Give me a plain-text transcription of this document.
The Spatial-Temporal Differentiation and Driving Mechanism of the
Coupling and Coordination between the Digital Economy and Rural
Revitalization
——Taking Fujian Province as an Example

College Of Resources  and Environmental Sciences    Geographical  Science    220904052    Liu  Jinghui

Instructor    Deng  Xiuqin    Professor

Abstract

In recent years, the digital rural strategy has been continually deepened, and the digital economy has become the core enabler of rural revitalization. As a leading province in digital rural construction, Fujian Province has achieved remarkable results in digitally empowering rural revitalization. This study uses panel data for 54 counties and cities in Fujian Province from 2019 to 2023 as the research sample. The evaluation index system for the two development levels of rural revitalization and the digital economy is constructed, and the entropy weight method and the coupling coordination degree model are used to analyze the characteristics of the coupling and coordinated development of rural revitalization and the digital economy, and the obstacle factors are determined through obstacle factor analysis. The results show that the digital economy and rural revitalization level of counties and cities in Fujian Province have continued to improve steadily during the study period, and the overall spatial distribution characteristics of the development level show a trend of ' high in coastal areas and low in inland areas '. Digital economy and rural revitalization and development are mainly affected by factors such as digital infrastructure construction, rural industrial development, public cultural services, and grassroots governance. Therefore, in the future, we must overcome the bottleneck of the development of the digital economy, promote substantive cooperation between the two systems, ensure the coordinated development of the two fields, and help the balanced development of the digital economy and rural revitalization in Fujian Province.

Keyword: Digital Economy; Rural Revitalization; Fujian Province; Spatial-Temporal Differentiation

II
...
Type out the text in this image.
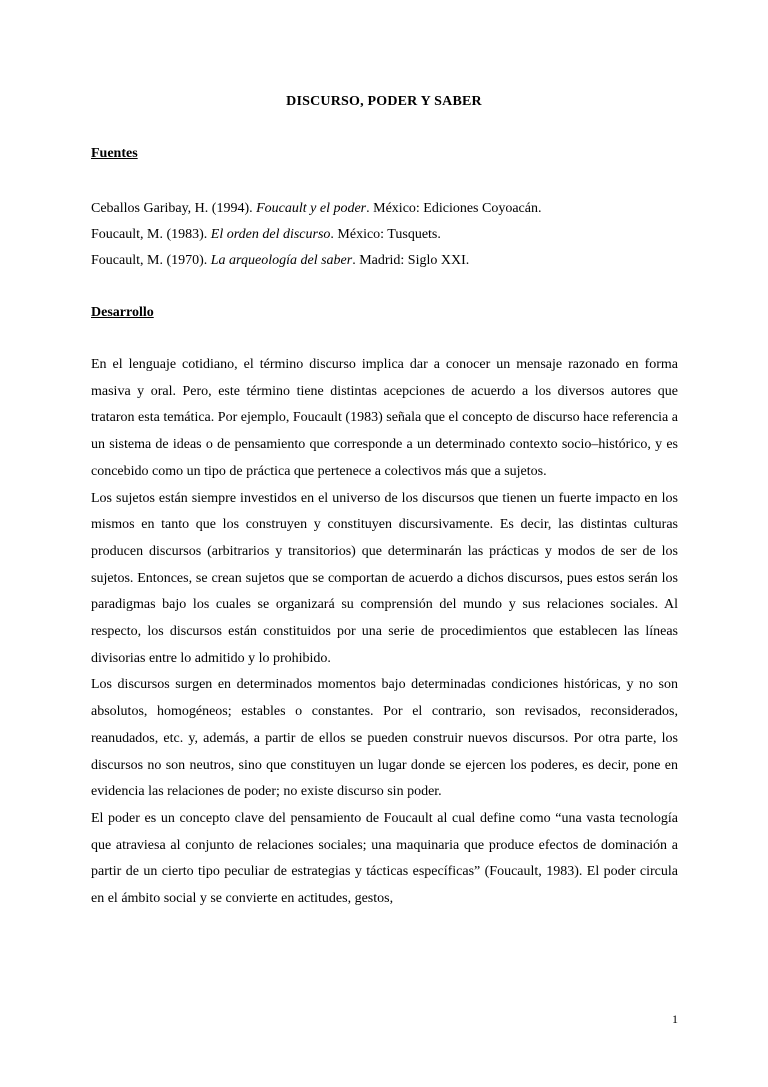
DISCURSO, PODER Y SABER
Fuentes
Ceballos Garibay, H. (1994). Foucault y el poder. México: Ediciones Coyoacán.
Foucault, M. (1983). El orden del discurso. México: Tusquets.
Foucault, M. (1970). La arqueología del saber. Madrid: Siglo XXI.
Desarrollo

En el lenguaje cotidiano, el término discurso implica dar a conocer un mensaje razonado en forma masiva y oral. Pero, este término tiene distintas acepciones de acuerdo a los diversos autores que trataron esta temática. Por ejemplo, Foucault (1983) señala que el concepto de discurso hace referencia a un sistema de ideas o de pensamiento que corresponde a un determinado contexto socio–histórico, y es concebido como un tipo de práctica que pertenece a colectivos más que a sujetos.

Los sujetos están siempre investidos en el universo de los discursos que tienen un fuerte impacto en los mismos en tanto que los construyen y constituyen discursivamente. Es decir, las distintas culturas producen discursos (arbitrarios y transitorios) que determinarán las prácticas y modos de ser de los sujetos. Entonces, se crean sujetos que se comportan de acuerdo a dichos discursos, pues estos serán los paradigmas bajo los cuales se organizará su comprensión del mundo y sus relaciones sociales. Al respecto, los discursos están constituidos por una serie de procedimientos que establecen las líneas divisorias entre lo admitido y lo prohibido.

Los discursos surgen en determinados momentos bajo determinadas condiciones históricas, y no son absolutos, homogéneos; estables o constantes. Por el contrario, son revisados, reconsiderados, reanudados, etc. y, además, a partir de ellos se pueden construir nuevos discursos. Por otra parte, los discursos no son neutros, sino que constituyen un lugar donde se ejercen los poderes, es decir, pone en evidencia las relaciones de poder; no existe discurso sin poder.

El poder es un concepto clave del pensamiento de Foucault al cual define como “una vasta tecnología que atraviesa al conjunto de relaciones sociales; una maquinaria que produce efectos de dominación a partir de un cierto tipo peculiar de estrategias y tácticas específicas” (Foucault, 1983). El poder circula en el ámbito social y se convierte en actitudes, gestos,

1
==
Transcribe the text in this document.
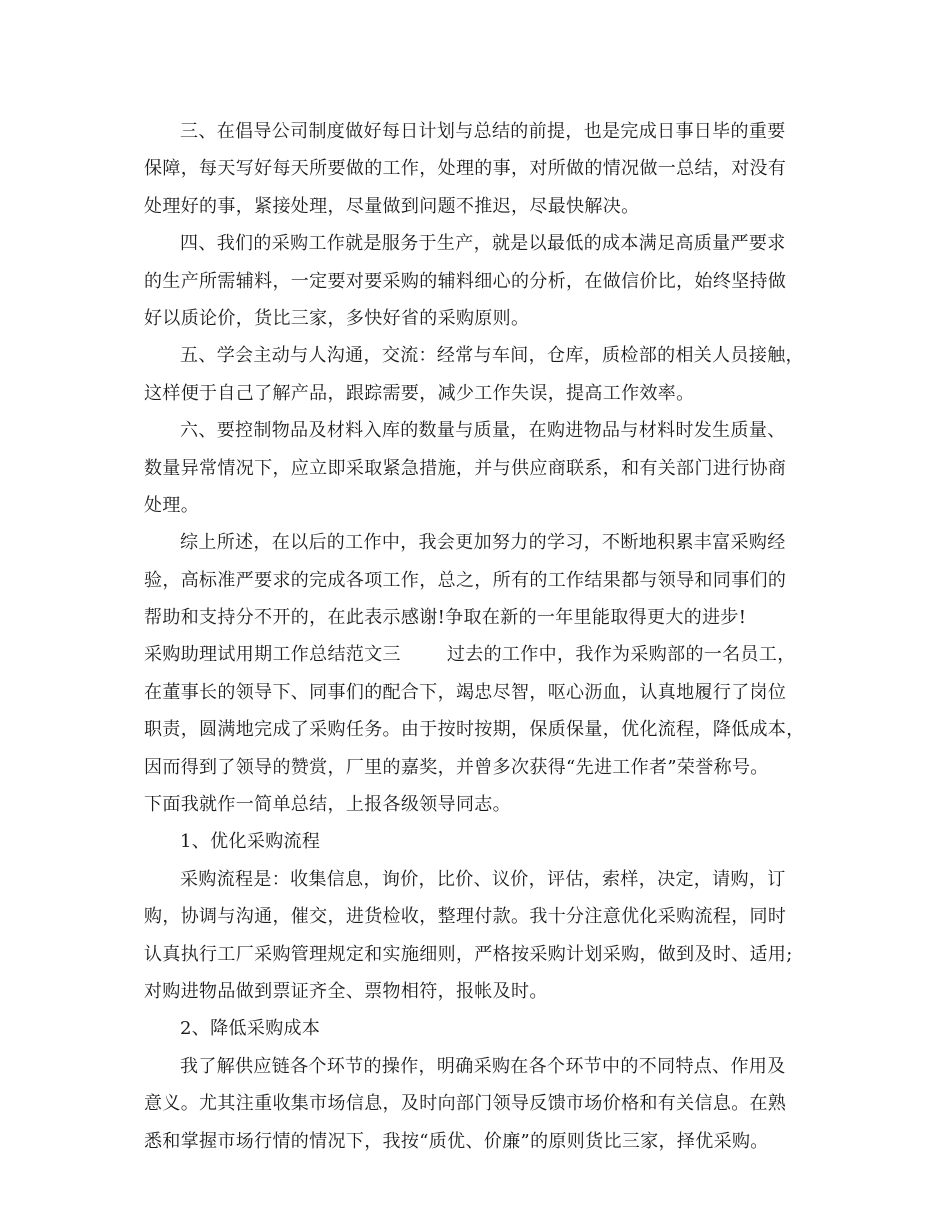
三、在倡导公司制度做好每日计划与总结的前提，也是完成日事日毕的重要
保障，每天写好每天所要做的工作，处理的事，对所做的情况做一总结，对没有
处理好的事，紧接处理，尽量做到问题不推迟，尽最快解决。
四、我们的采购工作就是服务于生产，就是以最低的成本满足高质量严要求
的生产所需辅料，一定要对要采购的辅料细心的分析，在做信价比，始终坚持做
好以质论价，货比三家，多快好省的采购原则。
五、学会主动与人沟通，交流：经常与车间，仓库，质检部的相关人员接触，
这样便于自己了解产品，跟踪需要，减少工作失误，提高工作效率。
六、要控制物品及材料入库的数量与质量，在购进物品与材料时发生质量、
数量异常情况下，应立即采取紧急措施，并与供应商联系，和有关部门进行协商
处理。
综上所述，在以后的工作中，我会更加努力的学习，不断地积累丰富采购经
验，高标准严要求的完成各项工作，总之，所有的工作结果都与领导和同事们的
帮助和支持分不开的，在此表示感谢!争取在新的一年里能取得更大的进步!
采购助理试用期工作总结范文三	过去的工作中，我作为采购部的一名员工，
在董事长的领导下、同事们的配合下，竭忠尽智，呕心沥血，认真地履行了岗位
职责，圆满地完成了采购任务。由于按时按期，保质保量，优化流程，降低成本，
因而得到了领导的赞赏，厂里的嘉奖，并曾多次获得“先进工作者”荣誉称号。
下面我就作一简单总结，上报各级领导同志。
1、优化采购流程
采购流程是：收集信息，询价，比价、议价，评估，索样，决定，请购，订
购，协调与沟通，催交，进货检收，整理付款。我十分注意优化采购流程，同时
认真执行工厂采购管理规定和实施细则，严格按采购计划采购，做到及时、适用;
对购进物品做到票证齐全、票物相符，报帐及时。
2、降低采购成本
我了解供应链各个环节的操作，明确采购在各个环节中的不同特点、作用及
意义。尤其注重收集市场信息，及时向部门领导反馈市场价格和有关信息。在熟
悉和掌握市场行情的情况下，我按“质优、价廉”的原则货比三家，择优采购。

Objective: Looking at the records above, tally the lines holding "México" and reply with that number only.

Full response: 2